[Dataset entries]
-----
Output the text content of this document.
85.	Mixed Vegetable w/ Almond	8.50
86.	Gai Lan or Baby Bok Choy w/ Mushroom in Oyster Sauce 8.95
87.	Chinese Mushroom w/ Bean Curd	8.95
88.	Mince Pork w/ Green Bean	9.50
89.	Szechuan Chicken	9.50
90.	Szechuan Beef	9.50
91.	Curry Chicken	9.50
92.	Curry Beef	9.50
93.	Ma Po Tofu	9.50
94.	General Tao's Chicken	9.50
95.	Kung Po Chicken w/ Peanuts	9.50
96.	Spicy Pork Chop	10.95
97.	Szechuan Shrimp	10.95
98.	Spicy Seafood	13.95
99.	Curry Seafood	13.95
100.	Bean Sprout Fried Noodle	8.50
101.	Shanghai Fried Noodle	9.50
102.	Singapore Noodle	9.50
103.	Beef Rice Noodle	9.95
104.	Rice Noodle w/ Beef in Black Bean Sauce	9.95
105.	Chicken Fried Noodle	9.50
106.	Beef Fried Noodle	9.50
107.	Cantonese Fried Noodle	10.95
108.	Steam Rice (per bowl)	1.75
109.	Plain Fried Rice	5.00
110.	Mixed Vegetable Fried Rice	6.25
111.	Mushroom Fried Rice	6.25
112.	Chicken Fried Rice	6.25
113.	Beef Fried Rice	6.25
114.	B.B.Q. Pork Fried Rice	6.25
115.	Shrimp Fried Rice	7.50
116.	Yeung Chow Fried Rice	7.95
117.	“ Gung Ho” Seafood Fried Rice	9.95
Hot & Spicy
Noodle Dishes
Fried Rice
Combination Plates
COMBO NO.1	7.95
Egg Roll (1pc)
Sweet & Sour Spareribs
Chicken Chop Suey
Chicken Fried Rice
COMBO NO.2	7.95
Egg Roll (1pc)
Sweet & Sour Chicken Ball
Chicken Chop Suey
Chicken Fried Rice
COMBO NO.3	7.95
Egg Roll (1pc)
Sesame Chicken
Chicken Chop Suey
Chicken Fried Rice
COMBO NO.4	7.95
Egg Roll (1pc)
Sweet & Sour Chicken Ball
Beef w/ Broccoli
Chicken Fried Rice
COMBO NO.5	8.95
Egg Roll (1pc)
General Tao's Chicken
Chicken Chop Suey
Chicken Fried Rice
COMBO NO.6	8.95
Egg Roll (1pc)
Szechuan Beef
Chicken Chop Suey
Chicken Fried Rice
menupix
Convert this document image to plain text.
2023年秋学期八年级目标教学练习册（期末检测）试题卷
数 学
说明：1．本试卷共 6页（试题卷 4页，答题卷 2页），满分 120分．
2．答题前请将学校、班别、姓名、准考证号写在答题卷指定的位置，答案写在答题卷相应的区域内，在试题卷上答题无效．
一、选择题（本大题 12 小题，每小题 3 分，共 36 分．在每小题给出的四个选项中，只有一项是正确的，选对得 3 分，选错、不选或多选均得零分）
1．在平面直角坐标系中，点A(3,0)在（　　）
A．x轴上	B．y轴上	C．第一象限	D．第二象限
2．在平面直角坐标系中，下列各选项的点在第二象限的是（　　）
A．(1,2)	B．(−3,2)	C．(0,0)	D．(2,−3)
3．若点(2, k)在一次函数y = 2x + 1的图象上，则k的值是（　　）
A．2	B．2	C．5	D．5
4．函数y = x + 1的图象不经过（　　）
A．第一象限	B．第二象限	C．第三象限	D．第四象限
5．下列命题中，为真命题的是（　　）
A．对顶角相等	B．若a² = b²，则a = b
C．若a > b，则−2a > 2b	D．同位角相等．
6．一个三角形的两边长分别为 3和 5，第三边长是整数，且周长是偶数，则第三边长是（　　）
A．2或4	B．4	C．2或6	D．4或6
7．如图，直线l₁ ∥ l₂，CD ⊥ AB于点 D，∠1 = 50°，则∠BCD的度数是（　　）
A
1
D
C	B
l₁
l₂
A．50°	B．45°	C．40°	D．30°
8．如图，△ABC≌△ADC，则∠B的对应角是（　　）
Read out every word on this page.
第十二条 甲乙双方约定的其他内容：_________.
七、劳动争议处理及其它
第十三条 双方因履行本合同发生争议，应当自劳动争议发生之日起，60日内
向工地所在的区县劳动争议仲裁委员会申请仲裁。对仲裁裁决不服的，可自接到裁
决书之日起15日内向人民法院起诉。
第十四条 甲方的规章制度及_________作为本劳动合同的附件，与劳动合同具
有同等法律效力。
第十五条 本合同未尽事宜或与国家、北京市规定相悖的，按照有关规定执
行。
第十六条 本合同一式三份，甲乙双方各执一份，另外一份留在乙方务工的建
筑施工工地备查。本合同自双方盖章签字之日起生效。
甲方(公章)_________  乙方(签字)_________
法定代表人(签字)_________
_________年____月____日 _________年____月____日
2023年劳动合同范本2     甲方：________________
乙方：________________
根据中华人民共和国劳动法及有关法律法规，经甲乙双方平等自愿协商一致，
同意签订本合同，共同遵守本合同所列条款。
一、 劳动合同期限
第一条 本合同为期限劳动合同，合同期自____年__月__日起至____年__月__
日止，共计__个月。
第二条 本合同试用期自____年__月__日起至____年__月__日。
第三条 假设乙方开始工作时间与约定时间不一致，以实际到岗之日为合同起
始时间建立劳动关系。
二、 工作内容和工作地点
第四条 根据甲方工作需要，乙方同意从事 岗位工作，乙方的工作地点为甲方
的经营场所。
-----
▶ WHAT THE EXERCISE ASKS
Filter the data for the string "在平面直角坐标系中" and copy every line that has it.

▶ FINAL ANSWER
1．在平面直角坐标系中，点A(3,0)在（　　）
2．在平面直角坐标系中，下列各选项的点在第二象限的是（　　）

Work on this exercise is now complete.